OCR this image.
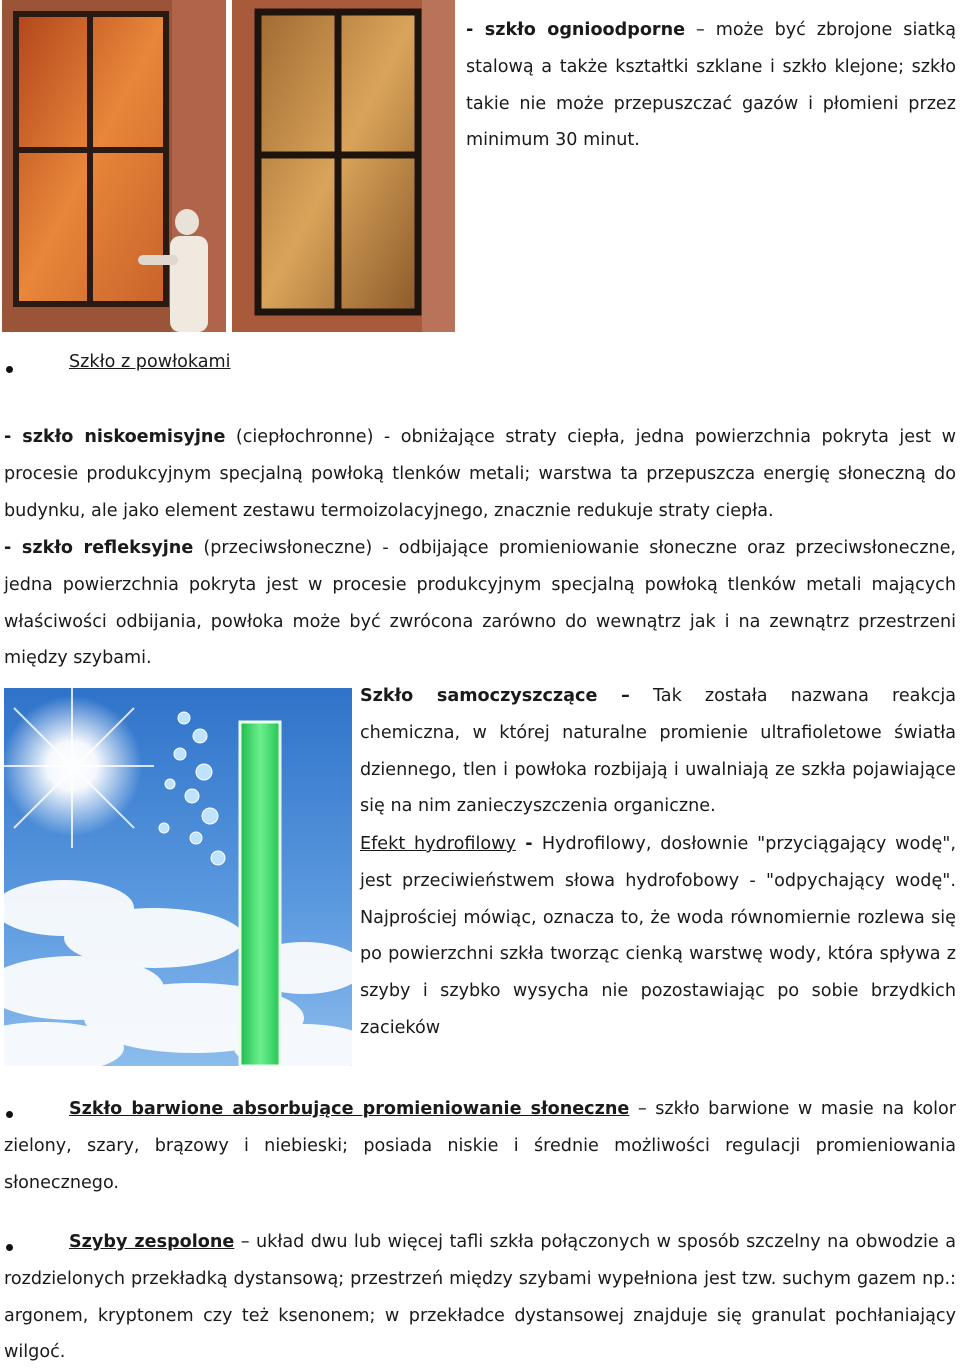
- szkło ognioodporne – może być zbrojone siatką stalową a także kształtki szklane i szkło klejone; szkło takie nie może przepuszczać gazów i płomieni przez minimum 30 minut.
Szkło z powłokami
- szkło niskoemisyjne (ciepłochronne) - obniżające straty ciepła, jedna powierzchnia pokryta jest w procesie produkcyjnym specjalną powłoką tlenków metali; warstwa ta przepuszcza energię słoneczną do budynku, ale jako element zestawu termoizolacyjnego, znacznie redukuje straty ciepła.
- szkło refleksyjne (przeciwsłoneczne) - odbijające promieniowanie słoneczne oraz przeciwsłoneczne, jedna powierzchnia pokryta jest w procesie produkcyjnym specjalną powłoką tlenków metali mających właściwości odbijania, powłoka może być zwrócona zarówno do wewnątrz jak i na zewnątrz przestrzeni między szybami.
Szkło samoczyszczące – Tak została nazwana reakcja chemiczna, w której naturalne promienie ultrafioletowe światła dziennego, tlen i powłoka rozbijają i uwalniają ze szkła pojawiające się na nim zanieczyszczenia organiczne.
Efekt hydrofilowy - Hydrofilowy, dosłownie "przyciągający wodę", jest przeciwieństwem słowa hydrofobowy - "odpychający wodę". Najprościej mówiąc, oznacza to, że woda równomiernie rozlewa się po powierzchni szkła tworząc cienką warstwę wody, która spływa z szyby i szybko wysycha nie pozostawiając po sobie brzydkich zacieków
Szkło barwione absorbujące promieniowanie słoneczne – szkło barwione w masie na kolor zielony, szary, brązowy i niebieski; posiada niskie i średnie możliwości regulacji promieniowania słonecznego.
Szyby zespolone – układ dwu lub więcej tafli szkła połączonych w sposób szczelny na obwodzie a rozdzielonych przekładką dystansową; przestrzeń między szybami wypełniona jest tzw. suchym gazem np.: argonem, kryptonem czy też ksenonem; w przekładce dystansowej znajduje się granulat pochłaniający wilgoć.
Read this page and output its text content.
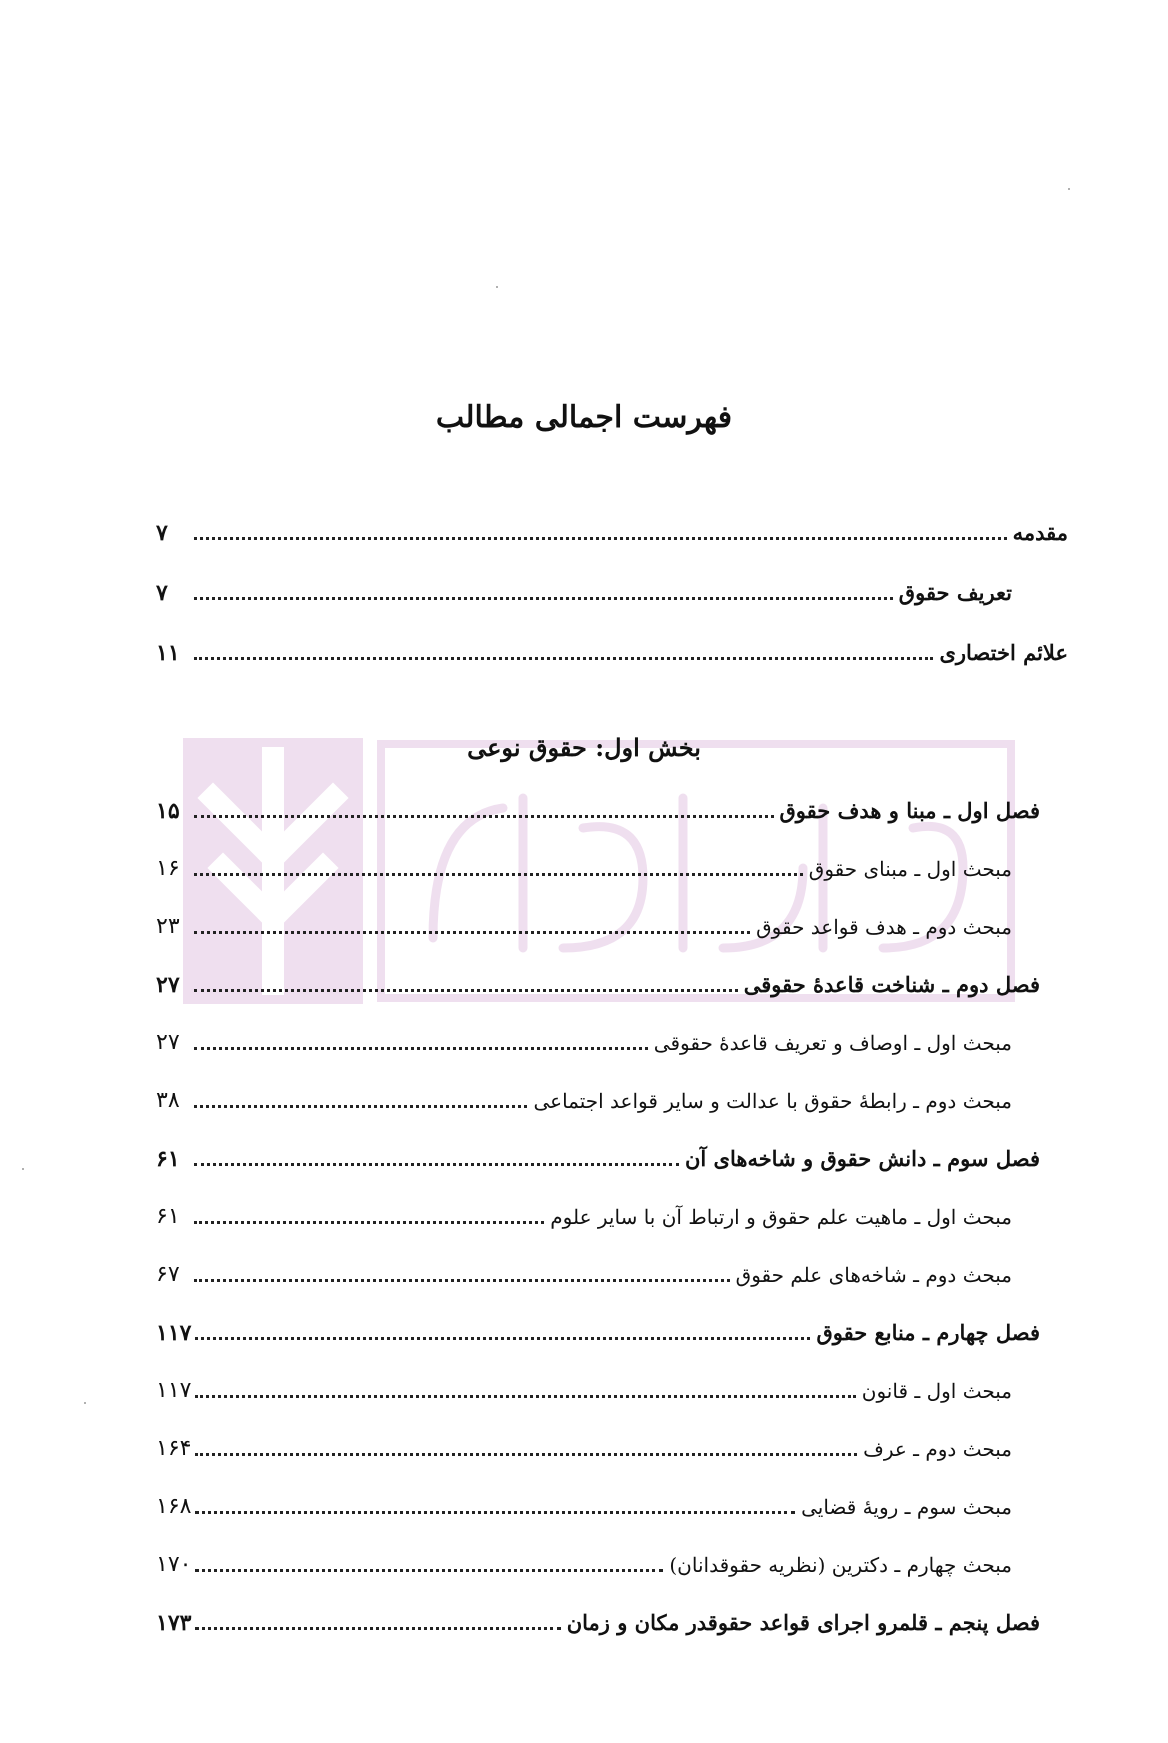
فهرست اجمالی مطالب
مقدمه
۷
تعریف حقوق
۷
علائم اختصاری
۱۱
بخش اول: حقوق نوعی
فصل اول ـ مبنا و هدف حقوق
۱۵
مبحث اول ـ مبنای حقوق
۱۶
مبحث دوم ـ هدف قواعد حقوق
۲۳
فصل دوم ـ شناخت قاعدهٔ حقوقی
۲۷
مبحث اول ـ اوصاف و تعریف قاعدهٔ حقوقی
۲۷
مبحث دوم ـ رابطهٔ حقوق با عدالت و سایر قواعد اجتماعی
۳۸
فصل سوم ـ دانش حقوق و شاخه‌های آن
۶۱
مبحث اول ـ ماهیت علم حقوق و ارتباط آن با سایر علوم
۶۱
مبحث دوم ـ شاخه‌های علم حقوق
۶۷
فصل چهارم ـ منابع حقوق
۱۱۷
مبحث اول ـ قانون
۱۱۷
مبحث دوم ـ عرف
۱۶۴
مبحث سوم ـ رویهٔ قضایی
۱۶۸
مبحث چهارم ـ دکترین (نظریه حقوقدانان)
۱۷۰
فصل پنجم ـ قلمرو اجرای قواعد حقوقدر مکان و زمان
۱۷۳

■ WHAT IS NEEDED: Return each line from the material above exactly, but not the pictures.

■ RESULT BELOW:
OCR this image.
- szkło ognioodporne – może być zbrojone siatką stalową a także kształtki szklane i szkło klejone; szkło takie nie może przepuszczać gazów i płomieni przez minimum 30 minut.
Szkło z powłokami
- szkło niskoemisyjne (ciepłochronne) - obniżające straty ciepła, jedna powierzchnia pokryta jest w procesie produkcyjnym specjalną powłoką tlenków metali; warstwa ta przepuszcza energię słoneczną do budynku, ale jako element zestawu termoizolacyjnego, znacznie redukuje straty ciepła.
- szkło refleksyjne (przeciwsłoneczne) - odbijające promieniowanie słoneczne oraz przeciwsłoneczne, jedna powierzchnia pokryta jest w procesie produkcyjnym specjalną powłoką tlenków metali mających właściwości odbijania, powłoka może być zwrócona zarówno do wewnątrz jak i na zewnątrz przestrzeni między szybami.
Szkło samoczyszczące – Tak została nazwana reakcja chemiczna, w której naturalne promienie ultrafioletowe światła dziennego, tlen i powłoka rozbijają i uwalniają ze szkła pojawiające się na nim zanieczyszczenia organiczne.
Efekt hydrofilowy - Hydrofilowy, dosłownie "przyciągający wodę", jest przeciwieństwem słowa hydrofobowy - "odpychający wodę". Najprościej mówiąc, oznacza to, że woda równomiernie rozlewa się po powierzchni szkła tworząc cienką warstwę wody, która spływa z szyby i szybko wysycha nie pozostawiając po sobie brzydkich zacieków
Szkło barwione absorbujące promieniowanie słoneczne – szkło barwione w masie na kolor zielony, szary, brązowy i niebieski; posiada niskie i średnie możliwości regulacji promieniowania słonecznego.
Szyby zespolone – układ dwu lub więcej tafli szkła połączonych w sposób szczelny na obwodzie a rozdzielonych przekładką dystansową; przestrzeń między szybami wypełniona jest tzw. suchym gazem np.: argonem, kryptonem czy też ksenonem; w przekładce dystansowej znajduje się granulat pochłaniający wilgoć.
Read this page and output its text content.
فهرست اجمالی مطالب
مقدمه
۷
تعریف حقوق
۷
علائم اختصاری
۱۱
بخش اول: حقوق نوعی
فصل اول ـ مبنا و هدف حقوق
۱۵
مبحث اول ـ مبنای حقوق
۱۶
مبحث دوم ـ هدف قواعد حقوق
۲۳
فصل دوم ـ شناخت قاعدهٔ حقوقی
۲۷
مبحث اول ـ اوصاف و تعریف قاعدهٔ حقوقی
۲۷
مبحث دوم ـ رابطهٔ حقوق با عدالت و سایر قواعد اجتماعی
۳۸
فصل سوم ـ دانش حقوق و شاخه‌های آن
۶۱
مبحث اول ـ ماهیت علم حقوق و ارتباط آن با سایر علوم
۶۱
مبحث دوم ـ شاخه‌های علم حقوق
۶۷
فصل چهارم ـ منابع حقوق
۱۱۷
مبحث اول ـ قانون
۱۱۷
مبحث دوم ـ عرف
۱۶۴
مبحث سوم ـ رویهٔ قضایی
۱۶۸
مبحث چهارم ـ دکترین (نظریه حقوقدانان)
۱۷۰
فصل پنجم ـ قلمرو اجرای قواعد حقوقدر مکان و زمان
۱۷۳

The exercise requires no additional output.